» **GOAL**
Below are the records. Count the lines containing the string "кода", and reply with the number alone.

··········

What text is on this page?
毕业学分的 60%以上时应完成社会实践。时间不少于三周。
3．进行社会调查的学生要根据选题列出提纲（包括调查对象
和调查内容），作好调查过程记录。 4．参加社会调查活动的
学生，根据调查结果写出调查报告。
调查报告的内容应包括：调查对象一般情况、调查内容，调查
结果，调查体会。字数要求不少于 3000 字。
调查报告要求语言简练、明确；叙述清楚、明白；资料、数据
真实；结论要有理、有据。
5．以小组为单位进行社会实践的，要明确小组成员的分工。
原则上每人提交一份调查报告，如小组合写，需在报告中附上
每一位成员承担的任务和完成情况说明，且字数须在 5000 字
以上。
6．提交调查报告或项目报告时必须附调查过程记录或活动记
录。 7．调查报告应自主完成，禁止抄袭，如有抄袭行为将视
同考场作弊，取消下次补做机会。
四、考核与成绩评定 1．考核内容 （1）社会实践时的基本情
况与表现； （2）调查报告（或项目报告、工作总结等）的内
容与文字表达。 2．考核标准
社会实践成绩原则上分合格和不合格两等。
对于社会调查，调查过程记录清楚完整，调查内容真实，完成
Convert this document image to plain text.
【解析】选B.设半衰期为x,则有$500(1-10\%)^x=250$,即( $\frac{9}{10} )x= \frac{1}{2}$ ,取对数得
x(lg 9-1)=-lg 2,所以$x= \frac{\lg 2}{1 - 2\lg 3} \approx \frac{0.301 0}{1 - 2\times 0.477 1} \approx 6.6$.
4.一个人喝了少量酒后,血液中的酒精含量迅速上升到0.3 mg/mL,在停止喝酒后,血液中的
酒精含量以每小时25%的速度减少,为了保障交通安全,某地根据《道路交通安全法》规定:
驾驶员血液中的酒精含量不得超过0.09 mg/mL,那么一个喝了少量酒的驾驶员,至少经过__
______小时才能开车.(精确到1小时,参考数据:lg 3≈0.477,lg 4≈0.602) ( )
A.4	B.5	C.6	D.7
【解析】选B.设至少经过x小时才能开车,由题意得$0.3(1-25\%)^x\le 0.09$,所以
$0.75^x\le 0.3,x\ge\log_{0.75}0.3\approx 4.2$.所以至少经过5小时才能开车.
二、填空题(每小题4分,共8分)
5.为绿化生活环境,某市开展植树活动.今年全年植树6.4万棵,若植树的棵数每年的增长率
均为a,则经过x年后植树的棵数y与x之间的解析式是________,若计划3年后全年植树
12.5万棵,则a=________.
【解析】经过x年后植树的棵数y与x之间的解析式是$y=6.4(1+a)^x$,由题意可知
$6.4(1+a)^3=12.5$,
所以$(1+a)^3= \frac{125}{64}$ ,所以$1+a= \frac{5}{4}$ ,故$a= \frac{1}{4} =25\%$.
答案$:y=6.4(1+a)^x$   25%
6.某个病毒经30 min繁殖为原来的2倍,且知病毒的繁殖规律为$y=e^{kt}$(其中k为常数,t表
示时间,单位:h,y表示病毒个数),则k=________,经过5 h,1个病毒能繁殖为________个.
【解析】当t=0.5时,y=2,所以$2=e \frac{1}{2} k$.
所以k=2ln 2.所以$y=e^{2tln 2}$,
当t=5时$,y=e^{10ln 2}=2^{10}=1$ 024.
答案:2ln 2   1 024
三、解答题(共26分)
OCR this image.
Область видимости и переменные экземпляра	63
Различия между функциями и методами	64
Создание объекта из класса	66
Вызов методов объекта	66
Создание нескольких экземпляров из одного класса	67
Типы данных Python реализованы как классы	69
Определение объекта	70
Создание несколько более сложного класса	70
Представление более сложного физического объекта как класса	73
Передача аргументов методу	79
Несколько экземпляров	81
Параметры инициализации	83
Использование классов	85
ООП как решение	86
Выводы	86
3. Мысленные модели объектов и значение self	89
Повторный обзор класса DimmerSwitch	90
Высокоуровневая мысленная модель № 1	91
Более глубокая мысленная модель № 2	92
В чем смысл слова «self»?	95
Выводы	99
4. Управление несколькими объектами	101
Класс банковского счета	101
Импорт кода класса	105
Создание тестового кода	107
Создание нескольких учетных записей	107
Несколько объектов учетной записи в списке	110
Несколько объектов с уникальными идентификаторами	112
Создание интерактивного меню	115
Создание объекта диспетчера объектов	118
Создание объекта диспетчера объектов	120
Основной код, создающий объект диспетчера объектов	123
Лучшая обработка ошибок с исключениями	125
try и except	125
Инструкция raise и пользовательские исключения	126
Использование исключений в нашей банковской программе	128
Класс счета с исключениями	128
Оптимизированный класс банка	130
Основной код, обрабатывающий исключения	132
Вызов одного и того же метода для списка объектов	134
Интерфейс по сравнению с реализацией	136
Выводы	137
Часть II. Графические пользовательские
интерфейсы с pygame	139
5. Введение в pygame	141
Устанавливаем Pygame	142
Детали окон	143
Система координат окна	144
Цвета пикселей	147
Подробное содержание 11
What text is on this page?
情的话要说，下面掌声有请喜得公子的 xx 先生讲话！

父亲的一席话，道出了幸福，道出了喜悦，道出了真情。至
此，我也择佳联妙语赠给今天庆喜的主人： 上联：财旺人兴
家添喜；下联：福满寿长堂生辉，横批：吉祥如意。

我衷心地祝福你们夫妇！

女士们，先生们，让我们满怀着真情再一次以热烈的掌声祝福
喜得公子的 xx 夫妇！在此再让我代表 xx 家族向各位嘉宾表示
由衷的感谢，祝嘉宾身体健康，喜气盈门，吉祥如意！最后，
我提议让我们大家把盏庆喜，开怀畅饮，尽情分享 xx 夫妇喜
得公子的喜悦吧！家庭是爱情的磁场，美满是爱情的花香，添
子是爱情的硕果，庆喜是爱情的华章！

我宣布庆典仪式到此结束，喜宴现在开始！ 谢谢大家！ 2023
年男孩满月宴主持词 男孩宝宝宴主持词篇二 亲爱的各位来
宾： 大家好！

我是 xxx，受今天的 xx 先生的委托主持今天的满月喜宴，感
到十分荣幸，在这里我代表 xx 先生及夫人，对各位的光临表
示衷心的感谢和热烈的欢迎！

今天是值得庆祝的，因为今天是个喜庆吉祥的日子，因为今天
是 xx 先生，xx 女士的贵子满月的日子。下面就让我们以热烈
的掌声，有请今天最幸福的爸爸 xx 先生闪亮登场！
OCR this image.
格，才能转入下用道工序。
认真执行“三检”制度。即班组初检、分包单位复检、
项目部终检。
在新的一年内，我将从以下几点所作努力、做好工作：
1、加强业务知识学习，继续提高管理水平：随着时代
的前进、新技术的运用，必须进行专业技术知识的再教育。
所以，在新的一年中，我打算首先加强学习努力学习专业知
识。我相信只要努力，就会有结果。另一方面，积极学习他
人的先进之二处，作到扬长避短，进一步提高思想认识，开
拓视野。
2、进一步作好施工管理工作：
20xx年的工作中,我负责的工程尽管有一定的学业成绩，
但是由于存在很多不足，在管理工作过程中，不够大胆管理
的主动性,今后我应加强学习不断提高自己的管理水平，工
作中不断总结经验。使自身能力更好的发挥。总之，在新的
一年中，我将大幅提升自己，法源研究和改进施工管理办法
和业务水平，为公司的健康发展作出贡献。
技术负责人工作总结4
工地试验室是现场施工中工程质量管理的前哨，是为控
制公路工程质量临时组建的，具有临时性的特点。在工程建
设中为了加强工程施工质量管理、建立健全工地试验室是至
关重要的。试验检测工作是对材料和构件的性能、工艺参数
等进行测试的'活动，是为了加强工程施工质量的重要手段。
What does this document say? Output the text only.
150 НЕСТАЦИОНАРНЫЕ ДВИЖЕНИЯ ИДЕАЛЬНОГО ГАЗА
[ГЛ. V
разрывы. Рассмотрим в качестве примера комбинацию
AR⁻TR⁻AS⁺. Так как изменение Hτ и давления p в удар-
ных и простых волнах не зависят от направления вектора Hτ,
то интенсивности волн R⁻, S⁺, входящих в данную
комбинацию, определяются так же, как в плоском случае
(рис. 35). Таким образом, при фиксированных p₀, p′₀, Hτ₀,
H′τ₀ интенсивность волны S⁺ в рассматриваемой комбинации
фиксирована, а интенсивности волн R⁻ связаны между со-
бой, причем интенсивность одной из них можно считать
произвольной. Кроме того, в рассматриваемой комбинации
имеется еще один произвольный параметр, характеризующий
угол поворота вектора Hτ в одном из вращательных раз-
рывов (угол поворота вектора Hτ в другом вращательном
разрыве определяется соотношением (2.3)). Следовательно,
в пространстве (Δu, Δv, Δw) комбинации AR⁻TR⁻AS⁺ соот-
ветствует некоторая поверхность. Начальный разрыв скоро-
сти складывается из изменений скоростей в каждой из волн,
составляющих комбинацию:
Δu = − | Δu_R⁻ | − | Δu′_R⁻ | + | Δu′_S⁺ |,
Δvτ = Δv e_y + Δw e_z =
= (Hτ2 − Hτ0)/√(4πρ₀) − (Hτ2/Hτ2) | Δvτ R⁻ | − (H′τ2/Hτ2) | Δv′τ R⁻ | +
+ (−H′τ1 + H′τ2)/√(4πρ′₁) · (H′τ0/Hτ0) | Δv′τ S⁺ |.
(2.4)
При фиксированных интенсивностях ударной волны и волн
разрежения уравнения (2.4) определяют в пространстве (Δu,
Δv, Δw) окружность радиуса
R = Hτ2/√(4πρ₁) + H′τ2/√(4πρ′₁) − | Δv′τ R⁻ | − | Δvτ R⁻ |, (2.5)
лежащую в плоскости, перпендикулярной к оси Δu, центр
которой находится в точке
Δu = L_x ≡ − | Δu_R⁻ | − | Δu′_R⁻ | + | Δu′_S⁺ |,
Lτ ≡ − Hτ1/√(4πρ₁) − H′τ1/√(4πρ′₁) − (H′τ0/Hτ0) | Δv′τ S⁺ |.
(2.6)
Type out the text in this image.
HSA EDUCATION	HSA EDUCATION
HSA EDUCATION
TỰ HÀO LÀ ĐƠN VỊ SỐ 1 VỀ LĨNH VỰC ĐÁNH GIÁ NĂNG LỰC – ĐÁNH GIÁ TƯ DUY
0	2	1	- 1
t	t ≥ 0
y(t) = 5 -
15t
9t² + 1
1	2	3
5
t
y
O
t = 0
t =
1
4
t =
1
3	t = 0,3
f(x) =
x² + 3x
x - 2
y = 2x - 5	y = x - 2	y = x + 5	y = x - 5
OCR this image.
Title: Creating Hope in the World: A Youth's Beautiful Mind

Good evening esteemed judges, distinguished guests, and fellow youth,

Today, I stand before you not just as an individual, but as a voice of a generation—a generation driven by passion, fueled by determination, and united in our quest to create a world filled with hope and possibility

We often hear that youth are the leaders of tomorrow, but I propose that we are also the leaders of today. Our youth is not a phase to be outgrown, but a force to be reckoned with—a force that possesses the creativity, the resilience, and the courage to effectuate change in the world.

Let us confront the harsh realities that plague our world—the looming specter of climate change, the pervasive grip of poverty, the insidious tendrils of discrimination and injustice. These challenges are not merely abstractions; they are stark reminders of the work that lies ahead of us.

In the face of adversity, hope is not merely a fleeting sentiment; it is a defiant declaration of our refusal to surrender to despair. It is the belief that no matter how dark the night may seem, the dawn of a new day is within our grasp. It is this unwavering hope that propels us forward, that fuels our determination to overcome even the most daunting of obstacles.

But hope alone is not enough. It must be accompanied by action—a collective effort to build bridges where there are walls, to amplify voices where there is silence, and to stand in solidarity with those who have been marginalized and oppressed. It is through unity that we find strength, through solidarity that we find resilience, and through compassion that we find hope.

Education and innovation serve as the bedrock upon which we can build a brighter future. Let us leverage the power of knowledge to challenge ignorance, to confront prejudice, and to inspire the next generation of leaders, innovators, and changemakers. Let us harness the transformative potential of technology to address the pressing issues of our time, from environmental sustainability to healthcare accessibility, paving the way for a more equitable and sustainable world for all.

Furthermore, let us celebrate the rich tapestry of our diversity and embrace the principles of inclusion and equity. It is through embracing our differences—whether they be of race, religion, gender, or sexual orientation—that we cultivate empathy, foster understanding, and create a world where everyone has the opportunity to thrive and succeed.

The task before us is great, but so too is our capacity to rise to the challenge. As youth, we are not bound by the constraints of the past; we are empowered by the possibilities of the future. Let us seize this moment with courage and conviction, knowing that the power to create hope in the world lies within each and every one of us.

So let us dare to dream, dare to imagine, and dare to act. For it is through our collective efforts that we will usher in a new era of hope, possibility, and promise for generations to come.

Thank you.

··········

» **ANSWER TO THE PROBLEM**
2